Excerpts from a figure dataset

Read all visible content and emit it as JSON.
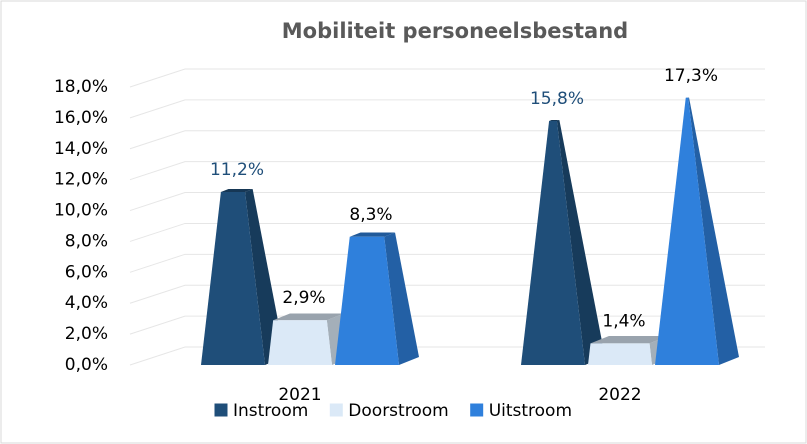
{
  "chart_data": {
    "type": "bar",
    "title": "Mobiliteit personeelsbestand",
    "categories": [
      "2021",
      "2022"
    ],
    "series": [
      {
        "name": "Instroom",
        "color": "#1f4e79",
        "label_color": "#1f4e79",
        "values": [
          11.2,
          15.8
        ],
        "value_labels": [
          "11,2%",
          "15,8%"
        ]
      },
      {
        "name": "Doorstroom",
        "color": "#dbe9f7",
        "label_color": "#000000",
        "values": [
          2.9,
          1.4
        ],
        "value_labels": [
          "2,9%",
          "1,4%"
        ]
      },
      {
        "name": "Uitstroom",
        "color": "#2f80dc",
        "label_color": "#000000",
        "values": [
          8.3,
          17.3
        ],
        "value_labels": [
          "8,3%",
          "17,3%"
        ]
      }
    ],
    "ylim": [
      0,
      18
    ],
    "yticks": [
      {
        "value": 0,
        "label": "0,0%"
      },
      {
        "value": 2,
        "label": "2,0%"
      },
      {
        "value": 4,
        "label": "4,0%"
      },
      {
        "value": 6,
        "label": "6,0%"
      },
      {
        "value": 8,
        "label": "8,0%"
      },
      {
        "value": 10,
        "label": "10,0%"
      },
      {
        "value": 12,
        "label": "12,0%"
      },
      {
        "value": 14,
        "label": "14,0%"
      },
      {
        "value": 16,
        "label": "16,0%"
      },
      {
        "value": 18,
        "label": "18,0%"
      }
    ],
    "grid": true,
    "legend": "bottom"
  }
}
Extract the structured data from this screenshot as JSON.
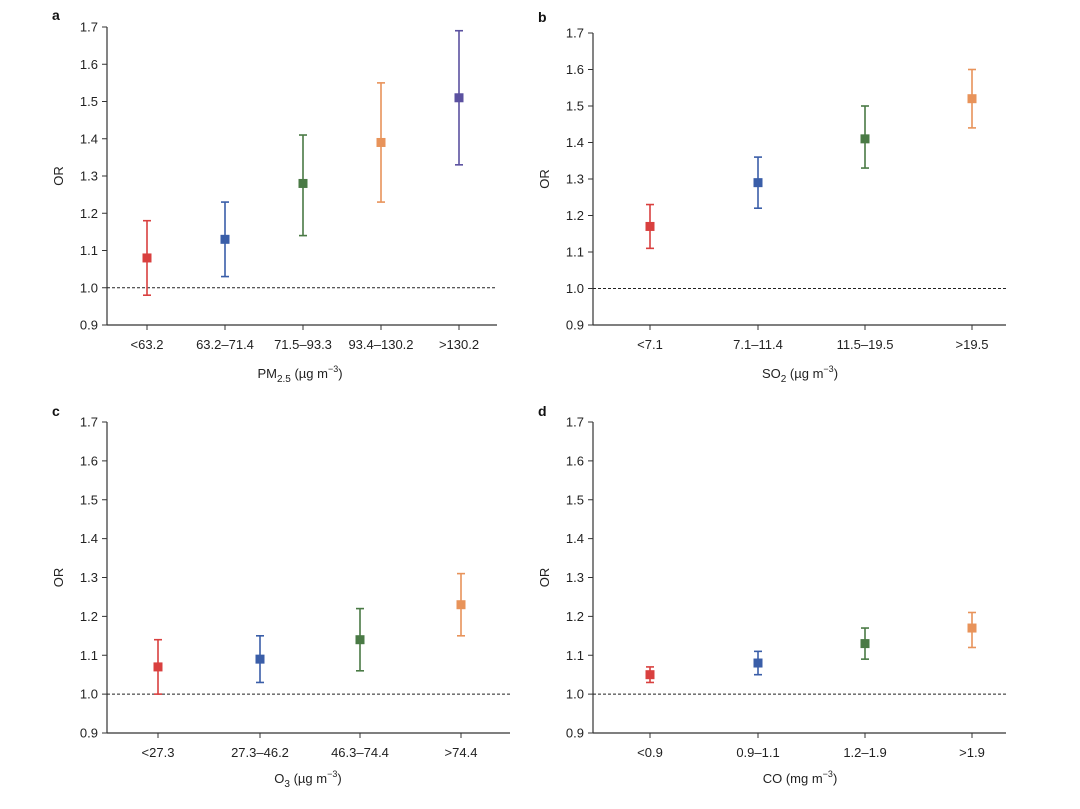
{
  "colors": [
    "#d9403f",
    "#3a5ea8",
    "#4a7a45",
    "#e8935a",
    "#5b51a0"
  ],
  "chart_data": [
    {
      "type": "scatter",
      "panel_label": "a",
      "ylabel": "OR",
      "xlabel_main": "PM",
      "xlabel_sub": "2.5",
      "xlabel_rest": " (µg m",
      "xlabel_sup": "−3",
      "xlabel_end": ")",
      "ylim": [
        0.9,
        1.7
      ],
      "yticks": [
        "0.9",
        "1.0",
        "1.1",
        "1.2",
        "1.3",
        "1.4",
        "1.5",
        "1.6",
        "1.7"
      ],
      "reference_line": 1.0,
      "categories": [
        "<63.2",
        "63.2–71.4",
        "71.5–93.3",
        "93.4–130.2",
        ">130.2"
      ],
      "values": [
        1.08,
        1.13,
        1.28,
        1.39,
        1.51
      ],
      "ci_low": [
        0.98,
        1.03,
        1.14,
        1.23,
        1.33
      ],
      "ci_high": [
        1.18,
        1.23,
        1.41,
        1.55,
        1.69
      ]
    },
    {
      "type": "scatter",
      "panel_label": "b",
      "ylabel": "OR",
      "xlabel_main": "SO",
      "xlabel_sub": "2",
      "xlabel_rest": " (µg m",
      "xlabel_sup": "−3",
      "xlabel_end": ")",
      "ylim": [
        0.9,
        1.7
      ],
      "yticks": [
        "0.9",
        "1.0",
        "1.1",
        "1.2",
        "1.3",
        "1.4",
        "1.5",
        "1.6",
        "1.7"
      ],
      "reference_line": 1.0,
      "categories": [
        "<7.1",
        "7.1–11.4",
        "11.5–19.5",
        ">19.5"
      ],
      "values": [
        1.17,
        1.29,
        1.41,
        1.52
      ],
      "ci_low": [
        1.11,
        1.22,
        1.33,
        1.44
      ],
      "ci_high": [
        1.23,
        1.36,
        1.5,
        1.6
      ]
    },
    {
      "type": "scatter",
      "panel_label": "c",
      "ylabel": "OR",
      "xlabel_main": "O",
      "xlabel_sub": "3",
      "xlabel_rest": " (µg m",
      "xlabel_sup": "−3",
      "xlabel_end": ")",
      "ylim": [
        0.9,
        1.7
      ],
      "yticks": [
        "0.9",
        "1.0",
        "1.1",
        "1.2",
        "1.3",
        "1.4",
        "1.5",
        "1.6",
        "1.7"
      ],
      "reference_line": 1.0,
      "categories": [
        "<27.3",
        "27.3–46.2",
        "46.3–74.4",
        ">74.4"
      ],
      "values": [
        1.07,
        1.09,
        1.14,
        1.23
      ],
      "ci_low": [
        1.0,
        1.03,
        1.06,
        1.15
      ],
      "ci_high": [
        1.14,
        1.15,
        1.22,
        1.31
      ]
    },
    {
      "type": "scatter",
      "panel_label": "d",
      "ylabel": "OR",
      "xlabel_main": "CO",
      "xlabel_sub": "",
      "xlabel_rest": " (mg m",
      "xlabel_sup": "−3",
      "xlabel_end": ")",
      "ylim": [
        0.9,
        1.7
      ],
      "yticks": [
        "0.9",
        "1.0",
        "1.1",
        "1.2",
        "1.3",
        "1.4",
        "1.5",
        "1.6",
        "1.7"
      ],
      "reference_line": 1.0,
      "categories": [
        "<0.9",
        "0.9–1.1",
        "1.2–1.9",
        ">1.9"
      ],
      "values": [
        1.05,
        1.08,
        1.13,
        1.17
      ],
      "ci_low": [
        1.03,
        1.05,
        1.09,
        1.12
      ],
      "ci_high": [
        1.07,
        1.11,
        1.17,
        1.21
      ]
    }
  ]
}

▶ YOUR OBJECTIVE
Write out the full listing verbatim, excluding its pictures.

▶ SOLUTION FOR THIS EXERCISE
Read all visible content and emit it as JSON.
{
  "chart_data": {
    "type": "bar",
    "title": "Mobiliteit personeelsbestand",
    "categories": [
      "2021",
      "2022"
    ],
    "series": [
      {
        "name": "Instroom",
        "color": "#1f4e79",
        "label_color": "#1f4e79",
        "values": [
          11.2,
          15.8
        ],
        "value_labels": [
          "11,2%",
          "15,8%"
        ]
      },
      {
        "name": "Doorstroom",
        "color": "#dbe9f7",
        "label_color": "#000000",
        "values": [
          2.9,
          1.4
        ],
        "value_labels": [
          "2,9%",
          "1,4%"
        ]
      },
      {
        "name": "Uitstroom",
        "color": "#2f80dc",
        "label_color": "#000000",
        "values": [
          8.3,
          17.3
        ],
        "value_labels": [
          "8,3%",
          "17,3%"
        ]
      }
    ],
    "ylim": [
      0,
      18
    ],
    "yticks": [
      {
        "value": 0,
        "label": "0,0%"
      },
      {
        "value": 2,
        "label": "2,0%"
      },
      {
        "value": 4,
        "label": "4,0%"
      },
      {
        "value": 6,
        "label": "6,0%"
      },
      {
        "value": 8,
        "label": "8,0%"
      },
      {
        "value": 10,
        "label": "10,0%"
      },
      {
        "value": 12,
        "label": "12,0%"
      },
      {
        "value": 14,
        "label": "14,0%"
      },
      {
        "value": 16,
        "label": "16,0%"
      },
      {
        "value": 18,
        "label": "18,0%"
      }
    ],
    "grid": true,
    "legend": "bottom"
  }
}
Extract the structured data from this screenshot as JSON.
{
  "colors": [
    "#d9403f",
    "#3a5ea8",
    "#4a7a45",
    "#e8935a",
    "#5b51a0"
  ],
  "chart_data": [
    {
      "type": "scatter",
      "panel_label": "a",
      "ylabel": "OR",
      "xlabel_main": "PM",
      "xlabel_sub": "2.5",
      "xlabel_rest": " (µg m",
      "xlabel_sup": "−3",
      "xlabel_end": ")",
      "ylim": [
        0.9,
        1.7
      ],
      "yticks": [
        "0.9",
        "1.0",
        "1.1",
        "1.2",
        "1.3",
        "1.4",
        "1.5",
        "1.6",
        "1.7"
      ],
      "reference_line": 1.0,
      "categories": [
        "<63.2",
        "63.2–71.4",
        "71.5–93.3",
        "93.4–130.2",
        ">130.2"
      ],
      "values": [
        1.08,
        1.13,
        1.28,
        1.39,
        1.51
      ],
      "ci_low": [
        0.98,
        1.03,
        1.14,
        1.23,
        1.33
      ],
      "ci_high": [
        1.18,
        1.23,
        1.41,
        1.55,
        1.69
      ]
    },
    {
      "type": "scatter",
      "panel_label": "b",
      "ylabel": "OR",
      "xlabel_main": "SO",
      "xlabel_sub": "2",
      "xlabel_rest": " (µg m",
      "xlabel_sup": "−3",
      "xlabel_end": ")",
      "ylim": [
        0.9,
        1.7
      ],
      "yticks": [
        "0.9",
        "1.0",
        "1.1",
        "1.2",
        "1.3",
        "1.4",
        "1.5",
        "1.6",
        "1.7"
      ],
      "reference_line": 1.0,
      "categories": [
        "<7.1",
        "7.1–11.4",
        "11.5–19.5",
        ">19.5"
      ],
      "values": [
        1.17,
        1.29,
        1.41,
        1.52
      ],
      "ci_low": [
        1.11,
        1.22,
        1.33,
        1.44
      ],
      "ci_high": [
        1.23,
        1.36,
        1.5,
        1.6
      ]
    },
    {
      "type": "scatter",
      "panel_label": "c",
      "ylabel": "OR",
      "xlabel_main": "O",
      "xlabel_sub": "3",
      "xlabel_rest": " (µg m",
      "xlabel_sup": "−3",
      "xlabel_end": ")",
      "ylim": [
        0.9,
        1.7
      ],
      "yticks": [
        "0.9",
        "1.0",
        "1.1",
        "1.2",
        "1.3",
        "1.4",
        "1.5",
        "1.6",
        "1.7"
      ],
      "reference_line": 1.0,
      "categories": [
        "<27.3",
        "27.3–46.2",
        "46.3–74.4",
        ">74.4"
      ],
      "values": [
        1.07,
        1.09,
        1.14,
        1.23
      ],
      "ci_low": [
        1.0,
        1.03,
        1.06,
        1.15
      ],
      "ci_high": [
        1.14,
        1.15,
        1.22,
        1.31
      ]
    },
    {
      "type": "scatter",
      "panel_label": "d",
      "ylabel": "OR",
      "xlabel_main": "CO",
      "xlabel_sub": "",
      "xlabel_rest": " (mg m",
      "xlabel_sup": "−3",
      "xlabel_end": ")",
      "ylim": [
        0.9,
        1.7
      ],
      "yticks": [
        "0.9",
        "1.0",
        "1.1",
        "1.2",
        "1.3",
        "1.4",
        "1.5",
        "1.6",
        "1.7"
      ],
      "reference_line": 1.0,
      "categories": [
        "<0.9",
        "0.9–1.1",
        "1.2–1.9",
        ">1.9"
      ],
      "values": [
        1.05,
        1.08,
        1.13,
        1.17
      ],
      "ci_low": [
        1.03,
        1.05,
        1.09,
        1.12
      ],
      "ci_high": [
        1.07,
        1.11,
        1.17,
        1.21
      ]
    }
  ]
}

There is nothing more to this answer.